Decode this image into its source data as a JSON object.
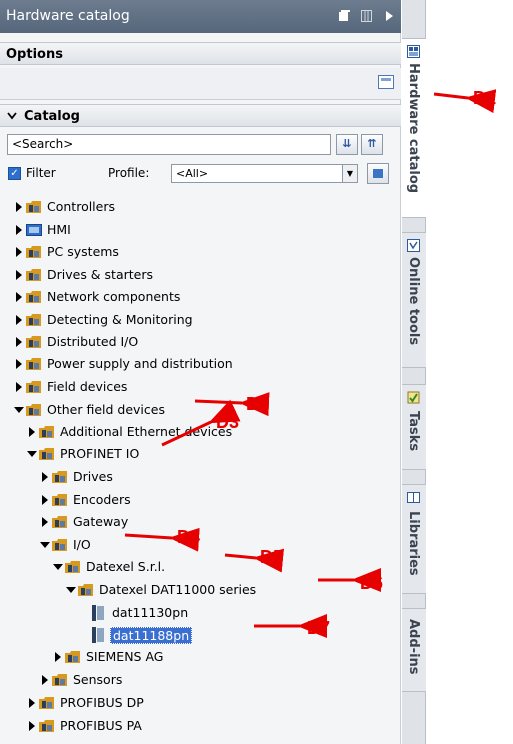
{
  "titlebar": {
    "title": "Hardware catalog"
  },
  "options": {
    "title": "Options"
  },
  "catalog": {
    "title": "Catalog",
    "search_value": "<Search>",
    "filter_label": "Filter",
    "profile_label": "Profile:",
    "profile_value": "<All>"
  },
  "tree": [
    {
      "label": "Controllers"
    },
    {
      "label": "HMI"
    },
    {
      "label": "PC systems"
    },
    {
      "label": "Drives & starters"
    },
    {
      "label": "Network components"
    },
    {
      "label": "Detecting & Monitoring"
    },
    {
      "label": "Distributed I/O"
    },
    {
      "label": "Power supply and distribution"
    },
    {
      "label": "Field devices"
    },
    {
      "label": "Other field devices"
    },
    {
      "label": "Additional Ethernet devices"
    },
    {
      "label": "PROFINET IO"
    },
    {
      "label": "Drives"
    },
    {
      "label": "Encoders"
    },
    {
      "label": "Gateway"
    },
    {
      "label": "I/O"
    },
    {
      "label": "Datexel S.r.l."
    },
    {
      "label": "Datexel DAT11000 series"
    },
    {
      "label": "dat11130pn"
    },
    {
      "label": "dat11188pn"
    },
    {
      "label": "SIEMENS AG"
    },
    {
      "label": "Sensors"
    },
    {
      "label": "PROFIBUS DP"
    },
    {
      "label": "PROFIBUS PA"
    }
  ],
  "side_tabs": [
    {
      "label": "Hardware catalog",
      "icon": "catalog-icon",
      "active": true
    },
    {
      "label": "Online tools",
      "icon": "online-tools-icon"
    },
    {
      "label": "Tasks",
      "icon": "tasks-icon"
    },
    {
      "label": "Libraries",
      "icon": "libraries-icon"
    },
    {
      "label": "Add-ins"
    }
  ],
  "annotations": [
    "D1",
    "D2",
    "D3",
    "D4",
    "D5",
    "D6",
    "D7"
  ],
  "colors": {
    "annotation": "#e60000",
    "titlebar": "#5f6f83",
    "selection": "#3a6fd1",
    "folder": "#d89a1e"
  }
}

— STATED PROBLEM —
Of the lines above, how many hold the word "devices"? Say the number alone.

— SOLUTION FOR THIS EXERCISE —
3